Work to complete:
Please update the data below so that every "Pursuer" becomes "Chaser", keeping everything else unchanged.

Provided records:

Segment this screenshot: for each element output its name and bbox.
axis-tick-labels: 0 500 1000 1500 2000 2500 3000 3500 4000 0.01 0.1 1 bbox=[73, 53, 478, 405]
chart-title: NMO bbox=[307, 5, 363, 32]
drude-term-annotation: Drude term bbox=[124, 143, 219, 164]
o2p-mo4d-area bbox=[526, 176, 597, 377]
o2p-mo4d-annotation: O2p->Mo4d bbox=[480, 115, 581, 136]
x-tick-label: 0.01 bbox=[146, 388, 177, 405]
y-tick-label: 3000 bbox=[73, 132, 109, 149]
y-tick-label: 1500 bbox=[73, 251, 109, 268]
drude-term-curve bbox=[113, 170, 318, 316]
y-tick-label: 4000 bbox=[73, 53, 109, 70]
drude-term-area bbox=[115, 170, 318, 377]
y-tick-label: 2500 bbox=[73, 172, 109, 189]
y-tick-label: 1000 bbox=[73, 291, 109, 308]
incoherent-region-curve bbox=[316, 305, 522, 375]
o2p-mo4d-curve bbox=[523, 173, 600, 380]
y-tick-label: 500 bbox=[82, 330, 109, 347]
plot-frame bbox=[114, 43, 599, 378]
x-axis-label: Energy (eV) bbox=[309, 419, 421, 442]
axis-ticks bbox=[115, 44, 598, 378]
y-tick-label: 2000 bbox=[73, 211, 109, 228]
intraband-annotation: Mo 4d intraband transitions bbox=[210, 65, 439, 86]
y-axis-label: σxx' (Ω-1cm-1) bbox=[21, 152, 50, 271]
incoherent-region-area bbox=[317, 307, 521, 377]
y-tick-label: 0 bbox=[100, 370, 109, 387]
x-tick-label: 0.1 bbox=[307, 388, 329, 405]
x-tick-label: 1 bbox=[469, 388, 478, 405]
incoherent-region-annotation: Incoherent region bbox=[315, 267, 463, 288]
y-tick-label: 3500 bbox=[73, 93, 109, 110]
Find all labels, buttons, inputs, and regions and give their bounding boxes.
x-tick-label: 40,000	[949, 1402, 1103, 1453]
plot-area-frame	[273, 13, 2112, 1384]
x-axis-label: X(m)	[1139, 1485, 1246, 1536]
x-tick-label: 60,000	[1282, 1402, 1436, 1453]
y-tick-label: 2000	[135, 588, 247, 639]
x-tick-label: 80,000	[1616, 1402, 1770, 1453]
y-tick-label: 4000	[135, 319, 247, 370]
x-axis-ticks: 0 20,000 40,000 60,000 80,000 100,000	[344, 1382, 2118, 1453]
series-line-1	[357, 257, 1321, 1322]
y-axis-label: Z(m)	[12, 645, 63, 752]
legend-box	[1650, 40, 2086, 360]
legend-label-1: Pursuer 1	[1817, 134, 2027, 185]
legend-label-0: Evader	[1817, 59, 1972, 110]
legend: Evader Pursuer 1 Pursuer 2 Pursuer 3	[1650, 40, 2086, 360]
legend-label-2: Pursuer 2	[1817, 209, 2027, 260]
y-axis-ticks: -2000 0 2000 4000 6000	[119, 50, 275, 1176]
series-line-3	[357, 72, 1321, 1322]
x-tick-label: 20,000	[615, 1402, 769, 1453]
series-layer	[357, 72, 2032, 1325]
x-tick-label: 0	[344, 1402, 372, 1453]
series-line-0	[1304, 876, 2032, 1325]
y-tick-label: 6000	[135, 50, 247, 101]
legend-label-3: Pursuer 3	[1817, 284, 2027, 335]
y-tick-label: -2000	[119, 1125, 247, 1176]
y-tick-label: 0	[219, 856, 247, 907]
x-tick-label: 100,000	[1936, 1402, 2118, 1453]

Solution:
Segment this screenshot: for each element output its name and bbox.
axis-tick-labels: 0 500 1000 1500 2000 2500 3000 3500 4000 0.01 0.1 1 bbox=[73, 53, 478, 405]
chart-title: NMO bbox=[307, 5, 363, 32]
drude-term-annotation: Drude term bbox=[124, 143, 219, 164]
o2p-mo4d-area bbox=[526, 176, 597, 377]
o2p-mo4d-annotation: O2p->Mo4d bbox=[480, 115, 581, 136]
x-tick-label: 0.01 bbox=[146, 388, 177, 405]
y-tick-label: 3000 bbox=[73, 132, 109, 149]
y-tick-label: 1500 bbox=[73, 251, 109, 268]
drude-term-curve bbox=[113, 170, 318, 316]
y-tick-label: 4000 bbox=[73, 53, 109, 70]
drude-term-area bbox=[115, 170, 318, 377]
y-tick-label: 2500 bbox=[73, 172, 109, 189]
y-tick-label: 1000 bbox=[73, 291, 109, 308]
incoherent-region-curve bbox=[316, 305, 522, 375]
o2p-mo4d-curve bbox=[523, 173, 600, 380]
y-tick-label: 500 bbox=[82, 330, 109, 347]
plot-frame bbox=[114, 43, 599, 378]
x-axis-label: Energy (eV) bbox=[309, 419, 421, 442]
axis-ticks bbox=[115, 44, 598, 378]
y-tick-label: 2000 bbox=[73, 211, 109, 228]
intraband-annotation: Mo 4d intraband transitions bbox=[210, 65, 439, 86]
y-axis-label: σxx' (Ω-1cm-1) bbox=[21, 152, 50, 271]
incoherent-region-area bbox=[317, 307, 521, 377]
y-tick-label: 0 bbox=[100, 370, 109, 387]
x-tick-label: 0.1 bbox=[307, 388, 329, 405]
x-tick-label: 1 bbox=[469, 388, 478, 405]
incoherent-region-annotation: Incoherent region bbox=[315, 267, 463, 288]
y-tick-label: 3500 bbox=[73, 93, 109, 110]
Find all labels, buttons, inputs, and regions and give their bounding boxes.
x-tick-label: 40,000	[949, 1402, 1103, 1453]
plot-area-frame	[273, 13, 2112, 1384]
x-axis-label: X(m)	[1139, 1485, 1246, 1536]
x-tick-label: 60,000	[1282, 1402, 1436, 1453]
y-tick-label: 2000	[135, 588, 247, 639]
x-tick-label: 80,000	[1616, 1402, 1770, 1453]
y-tick-label: 4000	[135, 319, 247, 370]
x-axis-ticks: 0 20,000 40,000 60,000 80,000 100,000	[344, 1382, 2118, 1453]
series-line-1	[357, 257, 1321, 1322]
y-axis-label: Z(m)	[12, 645, 63, 752]
legend-box	[1650, 40, 2086, 360]
legend-label-1: Chaser 1	[1817, 134, 2027, 185]
legend-label-0: Evader	[1817, 59, 1972, 110]
legend: Evader Chaser 1 Chaser 2 Chaser 3	[1650, 40, 2086, 360]
legend-label-2: Chaser 2	[1817, 209, 2027, 260]
y-axis-ticks: -2000 0 2000 4000 6000	[119, 50, 275, 1176]
series-line-3	[357, 72, 1321, 1322]
x-tick-label: 20,000	[615, 1402, 769, 1453]
series-layer	[357, 72, 2032, 1325]
x-tick-label: 0	[344, 1402, 372, 1453]
series-line-0	[1304, 876, 2032, 1325]
y-tick-label: 6000	[135, 50, 247, 101]
legend-label-3: Chaser 3	[1817, 284, 2027, 335]
y-tick-label: -2000	[119, 1125, 247, 1176]
y-tick-label: 0	[219, 856, 247, 907]
x-tick-label: 100,000	[1936, 1402, 2118, 1453]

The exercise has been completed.